Work out how many lines contain "등차수열이므로". Reply with the count alone.
--- START The data ---
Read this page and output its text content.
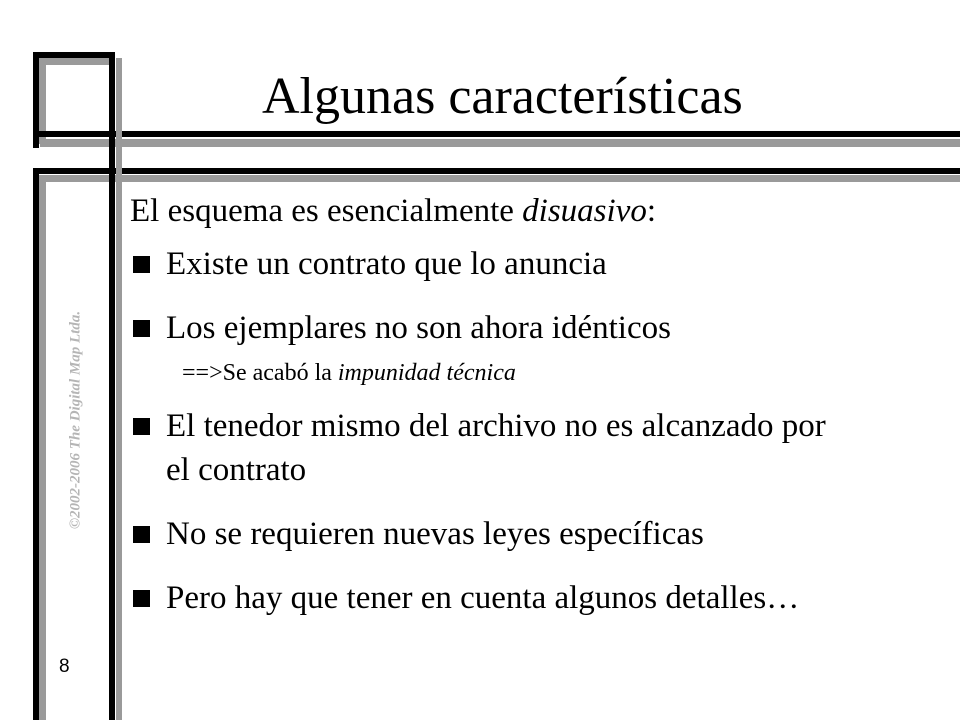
Algunas características
©2002-2006 The Digital Map Ltda.
8
El esquema es esencialmente disuasivo:
Existe un contrato que lo anuncia
Los ejemplares no son ahora idénticos
==>Se acabó la impunidad técnica
El tenedor mismo del archivo no es alcanzado por el contrato
No se requieren nuevas leyes específicas
Pero hay que tener en cuenta algunos detalles…
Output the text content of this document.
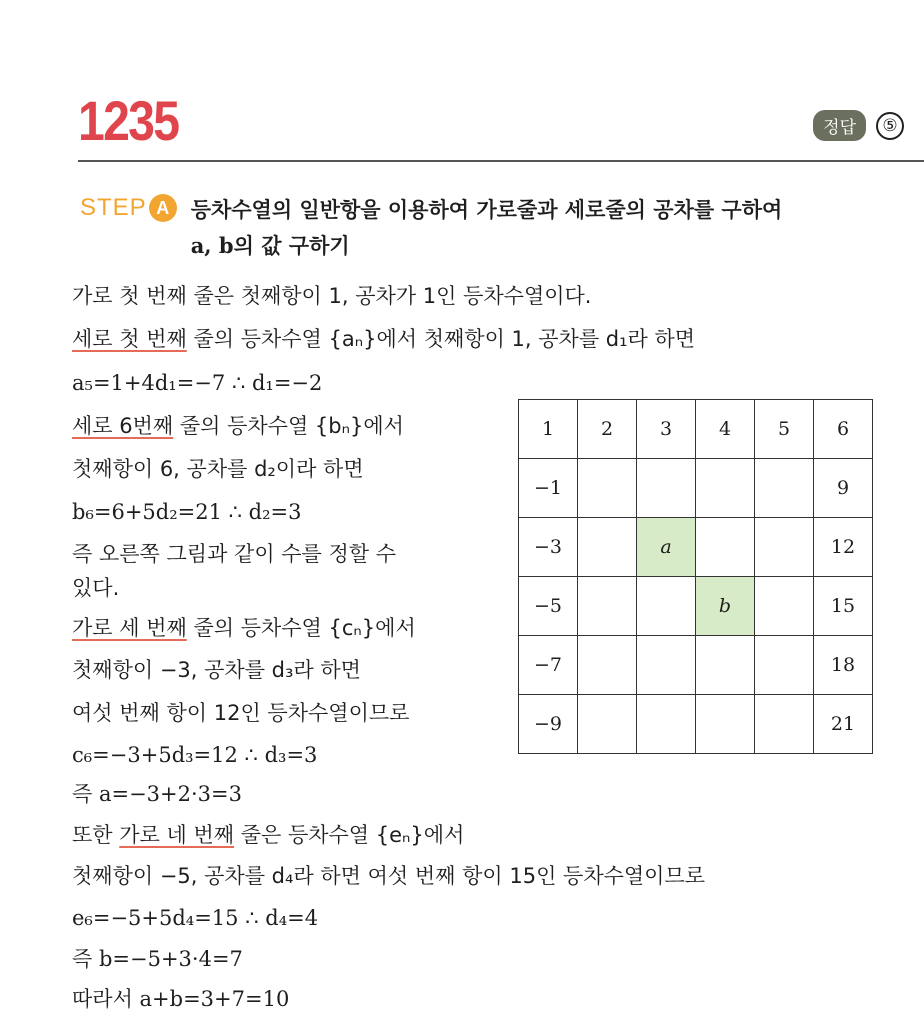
1235	정답	⑤
STEP A	등차수열의 일반항을 이용하여 가로줄과 세로줄의 공차를 구하여
a, b의 값 구하기
가로 첫 번째 줄은 첫째항이 1, 공차가 1인 등차수열이다.
세로 첫 번째 줄의 등차수열 {aₙ}에서 첫째항이 1, 공차를 d₁라 하면
a₅=1+4d₁=−7 ∴ d₁=−2
세로 6번째 줄의 등차수열 {bₙ}에서
첫째항이 6, 공차를 d₂이라 하면
b₆=6+5d₂=21 ∴ d₂=3
즉 오른쪽 그림과 같이 수를 정할 수
있다.
가로 세 번째 줄의 등차수열 {cₙ}에서
첫째항이 −3, 공차를 d₃라 하면
여섯 번째 항이 12인 등차수열이므로
c₆=−3+5d₃=12 ∴ d₃=3
즉 a=−3+2·3=3
또한 가로 네 번째 줄은 등차수열 {eₙ}에서
첫째항이 −5, 공차를 d₄라 하면 여섯 번째 항이 15인 등차수열이므로
e₆=−5+5d₄=15 ∴ d₄=4
즉 b=−5+3·4=7
따라서 a+b=3+7=10
1	2	3	4	5	6
−1					9
−3		a			12
−5			b		15
−7					18
−9					21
--- END The data ---
Solution below ▸ 2